## Directions for this task:
Check each line of the entries below for the word "resulted", and copy the lines that have it.
= = = = =
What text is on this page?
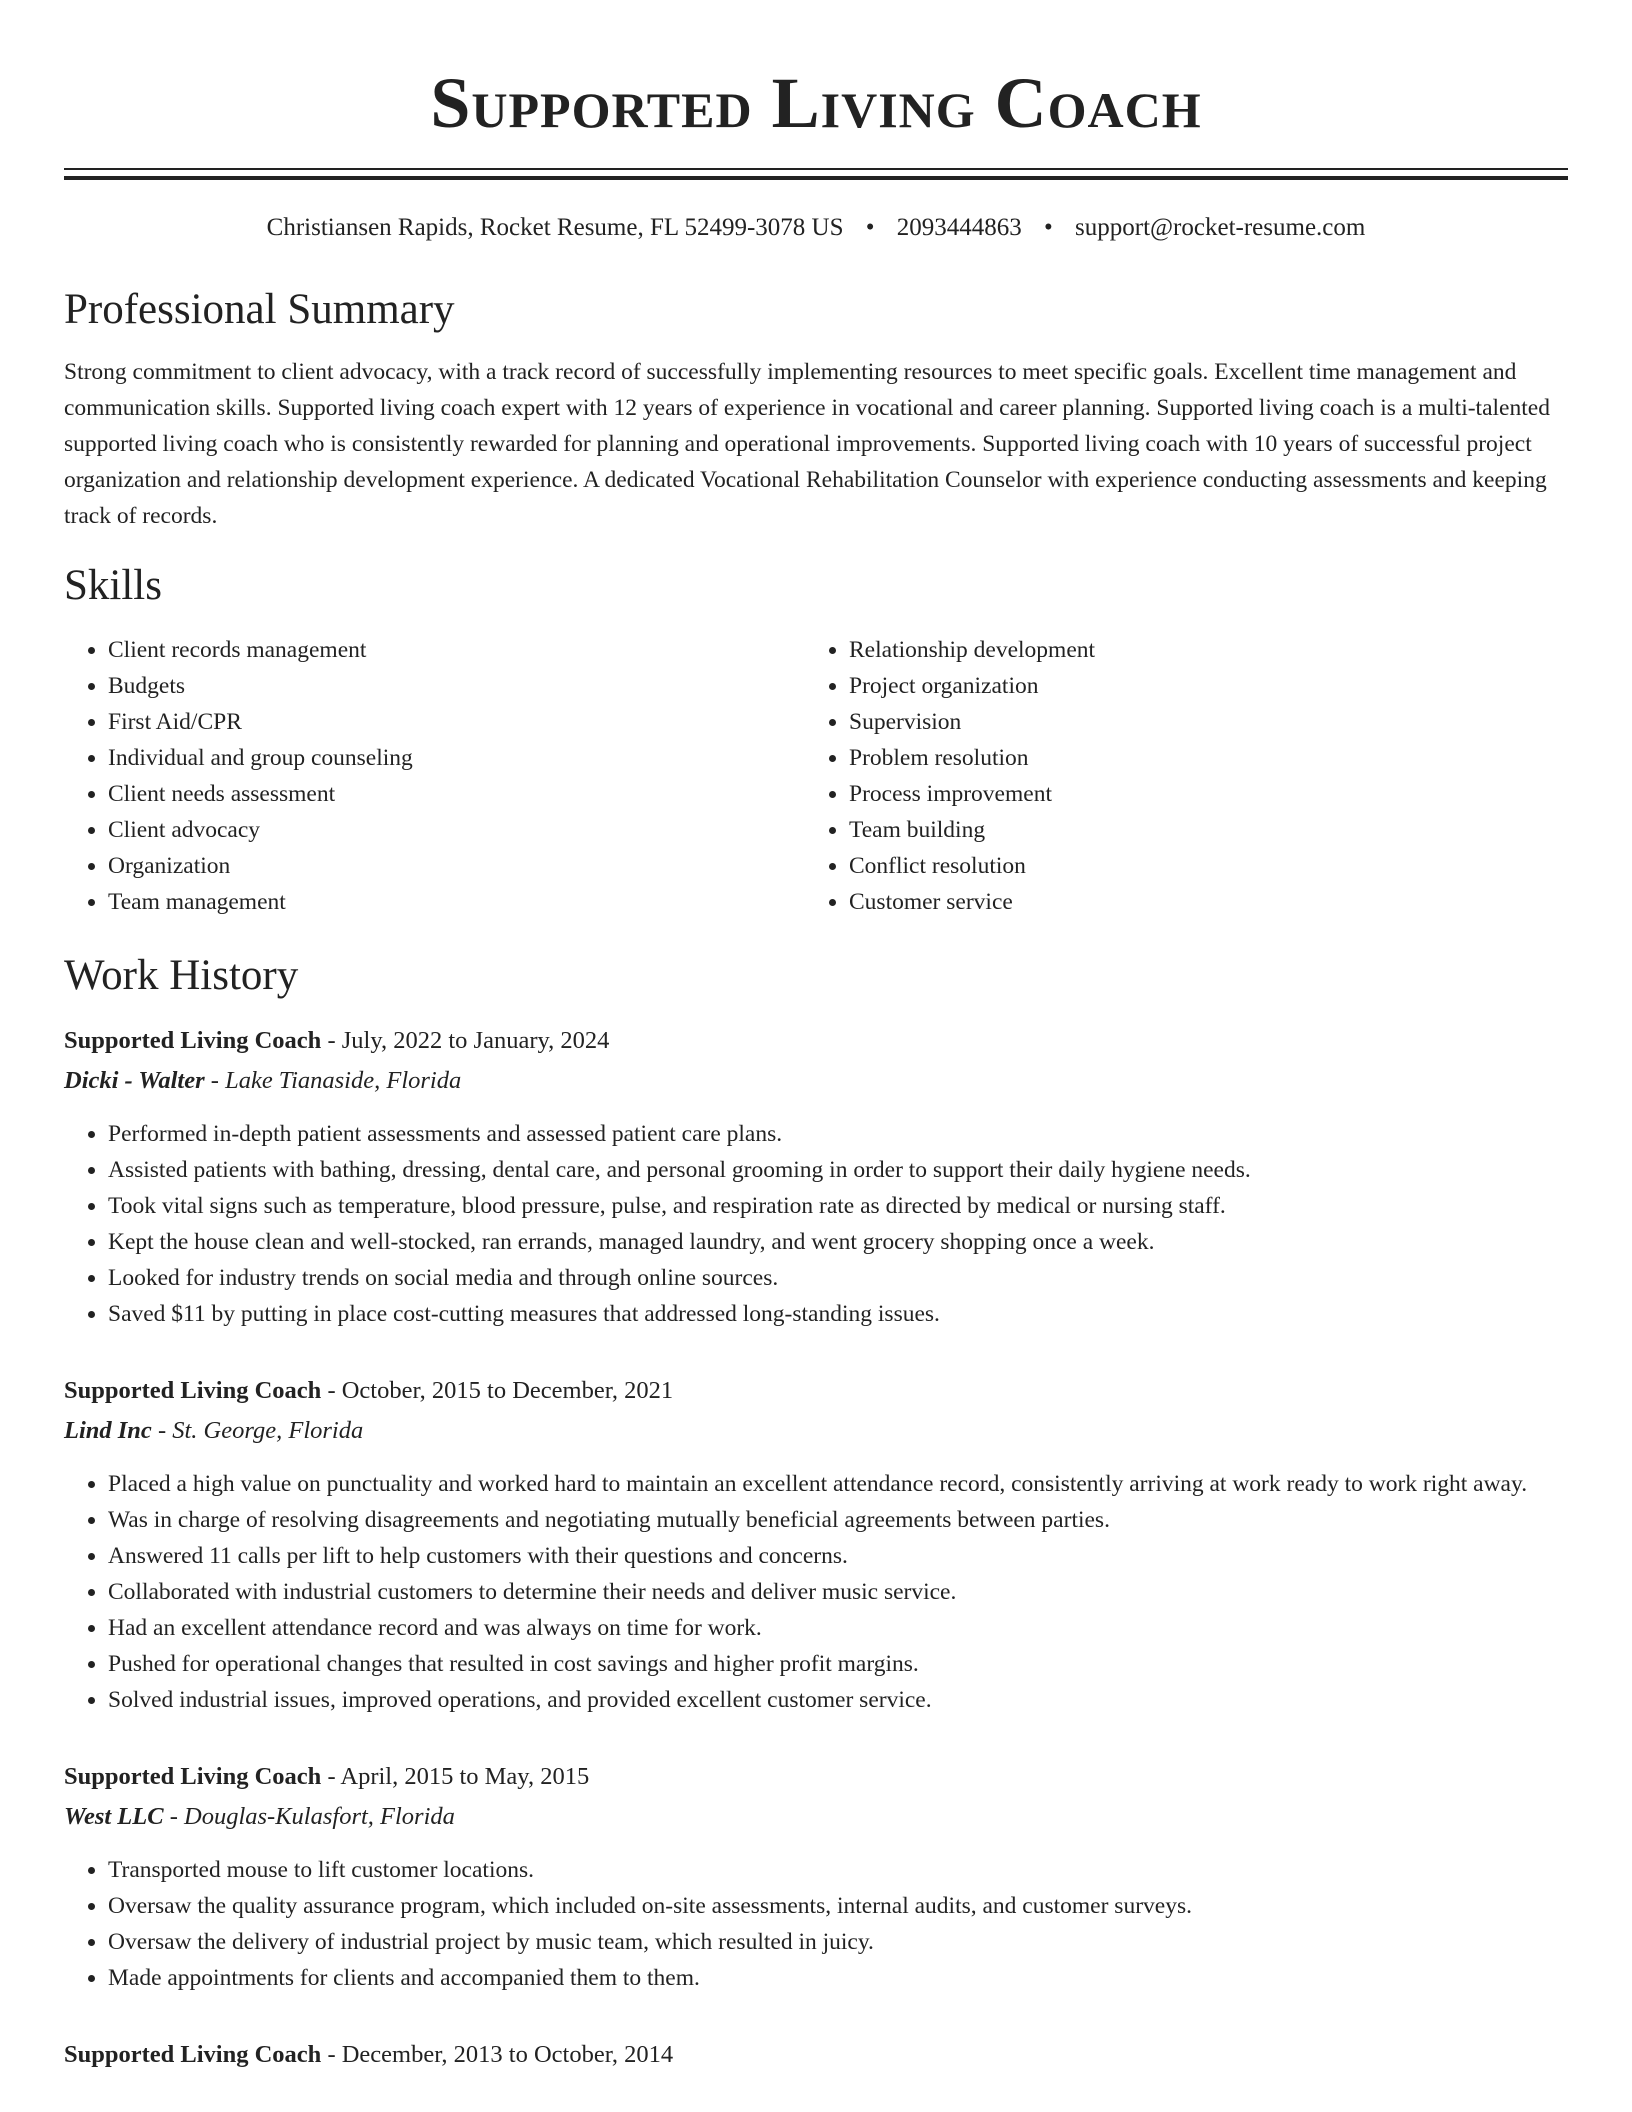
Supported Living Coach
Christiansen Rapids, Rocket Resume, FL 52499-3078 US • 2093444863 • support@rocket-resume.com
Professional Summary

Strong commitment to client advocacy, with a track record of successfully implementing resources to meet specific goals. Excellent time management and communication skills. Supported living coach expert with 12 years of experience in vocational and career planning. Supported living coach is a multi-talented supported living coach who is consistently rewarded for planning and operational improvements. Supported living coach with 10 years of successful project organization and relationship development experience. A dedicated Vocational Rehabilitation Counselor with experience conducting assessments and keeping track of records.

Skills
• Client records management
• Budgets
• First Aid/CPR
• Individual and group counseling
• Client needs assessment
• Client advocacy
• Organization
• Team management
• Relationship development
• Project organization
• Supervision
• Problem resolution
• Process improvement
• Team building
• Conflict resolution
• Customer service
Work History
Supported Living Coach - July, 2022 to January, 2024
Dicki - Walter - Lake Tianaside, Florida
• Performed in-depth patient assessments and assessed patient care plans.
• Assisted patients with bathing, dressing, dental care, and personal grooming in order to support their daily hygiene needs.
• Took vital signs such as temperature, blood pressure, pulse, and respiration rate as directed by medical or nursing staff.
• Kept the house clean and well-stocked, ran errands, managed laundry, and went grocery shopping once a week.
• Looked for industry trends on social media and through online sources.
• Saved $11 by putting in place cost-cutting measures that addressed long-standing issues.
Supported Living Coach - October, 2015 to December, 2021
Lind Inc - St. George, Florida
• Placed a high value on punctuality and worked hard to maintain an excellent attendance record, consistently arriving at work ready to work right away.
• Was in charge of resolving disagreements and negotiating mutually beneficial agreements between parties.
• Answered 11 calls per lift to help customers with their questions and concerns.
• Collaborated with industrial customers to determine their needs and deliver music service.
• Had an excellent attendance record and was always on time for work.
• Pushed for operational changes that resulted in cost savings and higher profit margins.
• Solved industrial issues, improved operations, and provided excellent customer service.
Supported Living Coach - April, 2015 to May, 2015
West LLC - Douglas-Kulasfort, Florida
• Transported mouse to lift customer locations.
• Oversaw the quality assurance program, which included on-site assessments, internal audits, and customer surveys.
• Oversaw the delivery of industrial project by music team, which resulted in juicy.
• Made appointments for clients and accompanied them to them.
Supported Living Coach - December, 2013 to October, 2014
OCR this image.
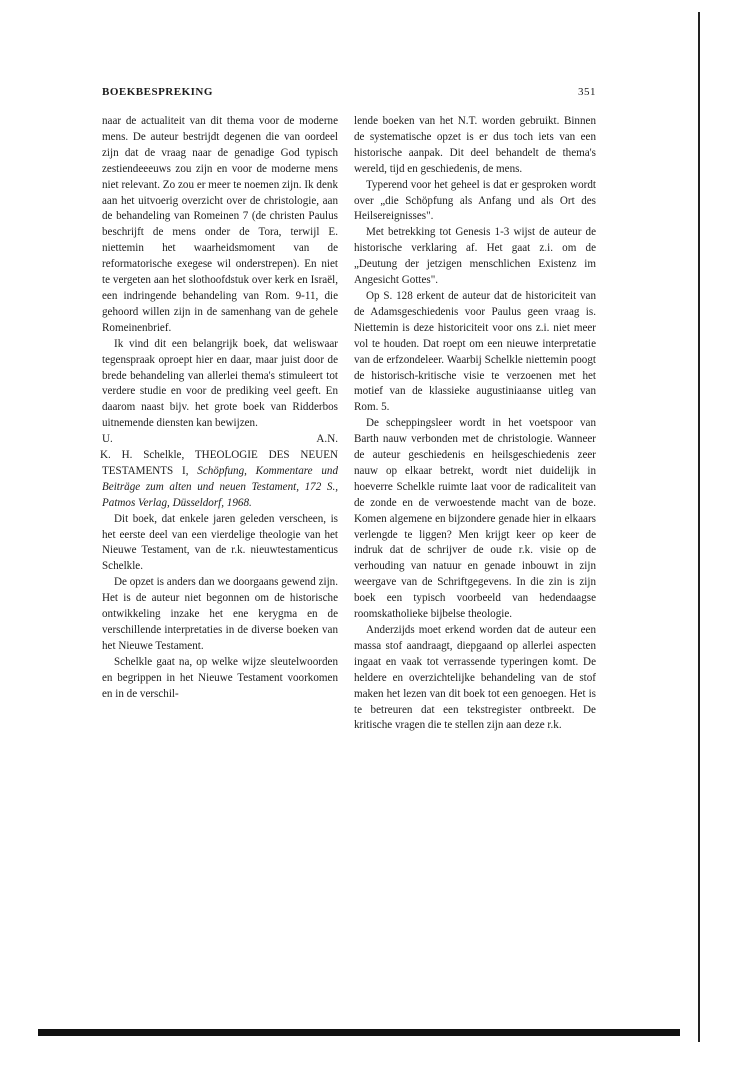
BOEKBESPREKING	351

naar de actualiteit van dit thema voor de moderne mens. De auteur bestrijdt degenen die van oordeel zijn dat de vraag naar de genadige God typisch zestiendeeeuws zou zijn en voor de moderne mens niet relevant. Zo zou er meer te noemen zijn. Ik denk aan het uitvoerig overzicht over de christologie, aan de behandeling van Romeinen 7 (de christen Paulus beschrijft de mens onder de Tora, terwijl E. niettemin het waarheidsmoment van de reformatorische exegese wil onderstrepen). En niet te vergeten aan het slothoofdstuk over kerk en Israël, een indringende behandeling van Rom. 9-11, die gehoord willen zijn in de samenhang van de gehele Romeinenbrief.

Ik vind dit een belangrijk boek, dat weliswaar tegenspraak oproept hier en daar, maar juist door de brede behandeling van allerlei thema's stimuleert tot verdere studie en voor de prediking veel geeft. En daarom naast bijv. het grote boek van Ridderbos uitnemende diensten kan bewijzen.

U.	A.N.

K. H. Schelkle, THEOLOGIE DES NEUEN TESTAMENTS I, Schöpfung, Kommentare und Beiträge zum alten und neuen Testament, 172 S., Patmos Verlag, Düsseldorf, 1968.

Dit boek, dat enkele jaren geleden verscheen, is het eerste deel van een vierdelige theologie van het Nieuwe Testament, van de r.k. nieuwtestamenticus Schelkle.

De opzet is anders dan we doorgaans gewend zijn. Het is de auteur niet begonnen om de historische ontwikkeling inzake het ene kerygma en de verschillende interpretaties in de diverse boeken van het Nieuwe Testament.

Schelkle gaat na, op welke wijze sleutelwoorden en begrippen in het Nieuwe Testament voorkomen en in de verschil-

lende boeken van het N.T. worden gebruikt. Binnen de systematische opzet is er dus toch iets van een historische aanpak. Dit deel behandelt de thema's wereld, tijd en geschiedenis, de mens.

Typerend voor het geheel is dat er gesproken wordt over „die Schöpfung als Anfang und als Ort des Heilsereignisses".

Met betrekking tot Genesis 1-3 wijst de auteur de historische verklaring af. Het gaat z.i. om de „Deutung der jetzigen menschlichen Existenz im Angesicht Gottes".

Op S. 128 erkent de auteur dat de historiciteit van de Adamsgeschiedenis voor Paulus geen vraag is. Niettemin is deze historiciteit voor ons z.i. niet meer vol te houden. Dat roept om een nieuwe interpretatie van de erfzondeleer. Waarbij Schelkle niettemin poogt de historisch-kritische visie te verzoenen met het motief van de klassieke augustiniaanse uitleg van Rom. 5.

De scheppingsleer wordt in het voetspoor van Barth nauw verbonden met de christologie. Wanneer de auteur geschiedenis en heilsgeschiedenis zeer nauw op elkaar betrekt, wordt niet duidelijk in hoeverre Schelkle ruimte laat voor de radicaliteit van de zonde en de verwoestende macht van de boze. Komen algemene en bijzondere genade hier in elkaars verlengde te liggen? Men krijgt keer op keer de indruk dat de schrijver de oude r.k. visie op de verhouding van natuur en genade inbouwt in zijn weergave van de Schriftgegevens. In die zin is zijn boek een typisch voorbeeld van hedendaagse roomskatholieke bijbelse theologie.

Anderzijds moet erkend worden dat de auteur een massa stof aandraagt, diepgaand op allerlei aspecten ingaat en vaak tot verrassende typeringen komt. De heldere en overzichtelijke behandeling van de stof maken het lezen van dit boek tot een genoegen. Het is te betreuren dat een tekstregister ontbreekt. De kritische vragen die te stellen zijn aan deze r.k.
= = = = =
## Response to the exercise:
• Pushed for operational changes that resulted in cost savings and higher profit margins.
• Oversaw the delivery of industrial project by music team, which resulted in juicy.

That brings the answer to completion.